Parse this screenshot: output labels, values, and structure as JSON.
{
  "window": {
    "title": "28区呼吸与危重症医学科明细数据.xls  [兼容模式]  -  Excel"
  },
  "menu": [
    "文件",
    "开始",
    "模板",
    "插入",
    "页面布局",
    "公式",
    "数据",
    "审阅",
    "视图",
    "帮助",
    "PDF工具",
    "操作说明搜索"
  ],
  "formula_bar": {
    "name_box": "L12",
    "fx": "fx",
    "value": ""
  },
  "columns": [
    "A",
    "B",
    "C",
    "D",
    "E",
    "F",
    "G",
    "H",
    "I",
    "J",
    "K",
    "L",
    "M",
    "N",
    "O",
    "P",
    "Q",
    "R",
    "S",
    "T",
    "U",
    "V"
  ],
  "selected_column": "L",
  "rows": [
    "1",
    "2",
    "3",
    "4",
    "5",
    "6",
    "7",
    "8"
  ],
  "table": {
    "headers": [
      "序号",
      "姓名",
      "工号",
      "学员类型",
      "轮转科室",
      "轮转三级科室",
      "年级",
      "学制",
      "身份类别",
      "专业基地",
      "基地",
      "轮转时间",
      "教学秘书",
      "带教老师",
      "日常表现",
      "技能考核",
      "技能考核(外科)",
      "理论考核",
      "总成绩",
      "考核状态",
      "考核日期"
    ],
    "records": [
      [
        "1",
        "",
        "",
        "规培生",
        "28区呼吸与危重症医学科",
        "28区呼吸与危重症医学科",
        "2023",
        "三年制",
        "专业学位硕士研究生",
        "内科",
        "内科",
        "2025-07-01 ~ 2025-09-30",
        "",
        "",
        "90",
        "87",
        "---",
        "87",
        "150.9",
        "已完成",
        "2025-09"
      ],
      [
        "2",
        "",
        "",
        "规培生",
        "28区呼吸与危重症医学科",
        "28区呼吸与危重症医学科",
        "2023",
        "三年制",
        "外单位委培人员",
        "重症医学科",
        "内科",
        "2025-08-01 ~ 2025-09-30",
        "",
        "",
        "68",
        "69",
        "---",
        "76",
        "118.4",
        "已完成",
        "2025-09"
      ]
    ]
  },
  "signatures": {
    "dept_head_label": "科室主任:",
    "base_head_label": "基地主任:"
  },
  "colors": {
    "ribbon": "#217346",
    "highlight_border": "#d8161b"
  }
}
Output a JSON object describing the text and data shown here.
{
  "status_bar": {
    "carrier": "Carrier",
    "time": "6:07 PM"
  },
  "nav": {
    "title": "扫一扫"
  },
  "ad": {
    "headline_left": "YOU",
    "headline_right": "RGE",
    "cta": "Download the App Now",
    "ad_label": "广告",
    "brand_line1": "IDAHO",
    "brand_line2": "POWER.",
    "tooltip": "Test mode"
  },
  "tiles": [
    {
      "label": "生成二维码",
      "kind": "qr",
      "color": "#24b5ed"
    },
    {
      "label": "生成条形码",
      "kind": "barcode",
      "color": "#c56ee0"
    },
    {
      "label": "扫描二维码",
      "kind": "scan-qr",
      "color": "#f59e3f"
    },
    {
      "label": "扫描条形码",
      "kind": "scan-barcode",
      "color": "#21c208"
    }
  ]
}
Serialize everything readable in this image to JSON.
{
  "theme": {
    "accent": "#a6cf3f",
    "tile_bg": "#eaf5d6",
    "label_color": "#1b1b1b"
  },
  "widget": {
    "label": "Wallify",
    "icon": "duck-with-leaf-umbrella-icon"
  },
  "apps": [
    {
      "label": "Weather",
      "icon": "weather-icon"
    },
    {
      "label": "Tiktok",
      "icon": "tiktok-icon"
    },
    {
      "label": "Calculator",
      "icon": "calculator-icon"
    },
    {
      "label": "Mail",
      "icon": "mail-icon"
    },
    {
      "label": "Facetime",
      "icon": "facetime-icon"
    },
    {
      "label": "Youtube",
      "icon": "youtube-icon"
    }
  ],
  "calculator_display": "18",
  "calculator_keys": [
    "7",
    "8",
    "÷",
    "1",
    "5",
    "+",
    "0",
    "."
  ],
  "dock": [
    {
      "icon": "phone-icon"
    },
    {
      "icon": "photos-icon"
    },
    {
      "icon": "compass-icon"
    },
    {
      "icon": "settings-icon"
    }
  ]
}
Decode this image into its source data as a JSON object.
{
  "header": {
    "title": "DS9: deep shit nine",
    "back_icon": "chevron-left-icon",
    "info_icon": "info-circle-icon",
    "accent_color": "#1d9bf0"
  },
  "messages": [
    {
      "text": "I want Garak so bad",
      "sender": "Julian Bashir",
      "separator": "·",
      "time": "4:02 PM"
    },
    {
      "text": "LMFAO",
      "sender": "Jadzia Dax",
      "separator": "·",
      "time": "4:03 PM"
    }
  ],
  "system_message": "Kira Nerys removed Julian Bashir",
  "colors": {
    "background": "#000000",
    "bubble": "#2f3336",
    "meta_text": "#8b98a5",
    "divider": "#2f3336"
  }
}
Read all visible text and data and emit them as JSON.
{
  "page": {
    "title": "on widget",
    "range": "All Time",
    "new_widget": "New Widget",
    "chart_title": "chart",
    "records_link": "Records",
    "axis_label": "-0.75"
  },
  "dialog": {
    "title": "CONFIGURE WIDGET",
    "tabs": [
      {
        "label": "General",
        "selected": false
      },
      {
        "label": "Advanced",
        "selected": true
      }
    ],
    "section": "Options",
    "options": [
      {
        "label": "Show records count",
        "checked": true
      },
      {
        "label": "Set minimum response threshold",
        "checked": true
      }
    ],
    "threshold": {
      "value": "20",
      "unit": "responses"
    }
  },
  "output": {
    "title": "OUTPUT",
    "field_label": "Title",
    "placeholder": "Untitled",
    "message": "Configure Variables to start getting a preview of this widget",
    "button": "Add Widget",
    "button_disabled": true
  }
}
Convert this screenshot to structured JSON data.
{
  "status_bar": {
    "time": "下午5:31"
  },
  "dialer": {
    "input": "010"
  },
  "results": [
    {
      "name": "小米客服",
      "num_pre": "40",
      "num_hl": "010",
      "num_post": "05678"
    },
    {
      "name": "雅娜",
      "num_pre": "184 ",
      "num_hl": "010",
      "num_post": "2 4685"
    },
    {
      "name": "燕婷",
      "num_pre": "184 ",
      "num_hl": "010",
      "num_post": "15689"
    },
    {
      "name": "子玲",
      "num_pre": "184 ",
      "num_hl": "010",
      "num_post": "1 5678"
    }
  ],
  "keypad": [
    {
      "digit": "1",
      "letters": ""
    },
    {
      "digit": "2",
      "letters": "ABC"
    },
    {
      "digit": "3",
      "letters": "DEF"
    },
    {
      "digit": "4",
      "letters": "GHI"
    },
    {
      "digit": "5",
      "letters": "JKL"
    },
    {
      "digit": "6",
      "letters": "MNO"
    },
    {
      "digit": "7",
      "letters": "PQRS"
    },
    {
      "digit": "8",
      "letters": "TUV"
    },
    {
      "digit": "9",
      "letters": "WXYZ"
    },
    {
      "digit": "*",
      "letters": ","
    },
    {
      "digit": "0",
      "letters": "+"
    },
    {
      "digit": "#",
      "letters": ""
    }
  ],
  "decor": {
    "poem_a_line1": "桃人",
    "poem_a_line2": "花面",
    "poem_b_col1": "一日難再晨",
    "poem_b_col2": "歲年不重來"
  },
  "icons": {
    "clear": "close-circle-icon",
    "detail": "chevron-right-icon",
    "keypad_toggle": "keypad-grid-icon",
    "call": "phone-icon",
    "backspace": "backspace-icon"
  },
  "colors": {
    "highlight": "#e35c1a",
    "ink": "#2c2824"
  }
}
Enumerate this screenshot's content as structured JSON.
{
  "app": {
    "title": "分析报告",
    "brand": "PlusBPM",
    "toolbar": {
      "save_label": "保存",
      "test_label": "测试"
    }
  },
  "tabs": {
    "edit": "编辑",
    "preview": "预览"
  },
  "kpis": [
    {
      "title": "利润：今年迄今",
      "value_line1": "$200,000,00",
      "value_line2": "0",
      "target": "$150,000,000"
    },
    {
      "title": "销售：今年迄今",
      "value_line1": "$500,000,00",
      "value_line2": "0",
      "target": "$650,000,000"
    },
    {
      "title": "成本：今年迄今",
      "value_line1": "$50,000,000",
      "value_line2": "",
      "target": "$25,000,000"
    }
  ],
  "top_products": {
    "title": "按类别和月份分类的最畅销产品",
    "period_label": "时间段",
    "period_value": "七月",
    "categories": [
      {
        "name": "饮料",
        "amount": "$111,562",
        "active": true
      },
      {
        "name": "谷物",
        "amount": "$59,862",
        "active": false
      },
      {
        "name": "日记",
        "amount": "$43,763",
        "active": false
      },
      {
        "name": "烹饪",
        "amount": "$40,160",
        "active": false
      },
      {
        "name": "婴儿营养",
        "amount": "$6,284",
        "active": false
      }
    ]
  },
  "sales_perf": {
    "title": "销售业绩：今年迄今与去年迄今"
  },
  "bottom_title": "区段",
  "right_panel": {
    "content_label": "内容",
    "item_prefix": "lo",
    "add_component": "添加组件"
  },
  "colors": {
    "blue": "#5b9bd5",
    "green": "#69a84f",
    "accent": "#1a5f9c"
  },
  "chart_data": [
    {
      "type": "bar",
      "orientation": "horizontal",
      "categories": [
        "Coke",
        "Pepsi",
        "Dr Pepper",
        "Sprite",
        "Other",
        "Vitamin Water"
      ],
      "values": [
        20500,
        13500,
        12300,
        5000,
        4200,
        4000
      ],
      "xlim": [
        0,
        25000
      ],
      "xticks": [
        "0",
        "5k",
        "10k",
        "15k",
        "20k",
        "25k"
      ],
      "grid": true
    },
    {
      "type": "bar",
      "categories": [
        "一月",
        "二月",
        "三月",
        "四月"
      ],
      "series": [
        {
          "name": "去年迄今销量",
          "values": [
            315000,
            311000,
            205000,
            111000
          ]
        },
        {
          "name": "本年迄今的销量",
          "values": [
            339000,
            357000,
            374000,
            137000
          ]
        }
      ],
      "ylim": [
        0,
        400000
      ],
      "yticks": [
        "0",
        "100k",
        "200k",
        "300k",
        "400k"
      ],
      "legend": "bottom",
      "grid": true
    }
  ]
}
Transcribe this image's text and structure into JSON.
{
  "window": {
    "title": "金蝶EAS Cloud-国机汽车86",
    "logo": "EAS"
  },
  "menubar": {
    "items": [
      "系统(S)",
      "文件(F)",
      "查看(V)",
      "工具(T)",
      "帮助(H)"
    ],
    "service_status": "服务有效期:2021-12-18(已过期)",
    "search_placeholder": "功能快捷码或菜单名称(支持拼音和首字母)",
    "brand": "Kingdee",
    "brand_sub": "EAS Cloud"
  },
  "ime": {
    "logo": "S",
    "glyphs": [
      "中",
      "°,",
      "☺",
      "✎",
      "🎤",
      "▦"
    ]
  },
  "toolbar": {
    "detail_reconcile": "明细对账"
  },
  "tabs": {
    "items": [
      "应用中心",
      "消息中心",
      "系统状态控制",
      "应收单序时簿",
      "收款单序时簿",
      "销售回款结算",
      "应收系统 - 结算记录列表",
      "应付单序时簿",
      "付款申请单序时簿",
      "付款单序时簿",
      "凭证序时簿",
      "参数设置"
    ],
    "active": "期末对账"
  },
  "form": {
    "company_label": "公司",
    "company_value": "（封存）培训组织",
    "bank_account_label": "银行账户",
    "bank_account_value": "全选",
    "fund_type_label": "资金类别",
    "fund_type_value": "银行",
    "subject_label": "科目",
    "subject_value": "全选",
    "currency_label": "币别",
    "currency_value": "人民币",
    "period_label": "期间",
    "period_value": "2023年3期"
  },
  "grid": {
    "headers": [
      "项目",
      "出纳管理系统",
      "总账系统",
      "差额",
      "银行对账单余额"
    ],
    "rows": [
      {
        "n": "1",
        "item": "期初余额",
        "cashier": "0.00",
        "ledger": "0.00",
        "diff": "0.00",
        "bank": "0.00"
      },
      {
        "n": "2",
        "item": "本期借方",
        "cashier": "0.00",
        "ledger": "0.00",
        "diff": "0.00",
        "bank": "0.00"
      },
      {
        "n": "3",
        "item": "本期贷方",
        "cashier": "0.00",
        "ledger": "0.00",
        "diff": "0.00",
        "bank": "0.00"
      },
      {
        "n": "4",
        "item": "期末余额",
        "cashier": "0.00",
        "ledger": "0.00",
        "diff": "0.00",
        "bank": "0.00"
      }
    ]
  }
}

■ SET EXERCISE ■
Pick out the lines containing the string "object".

■ FULL ANSWER ■
Output a JSON object describing the text and data shown here.
Decode this image into its source data as a JSON object.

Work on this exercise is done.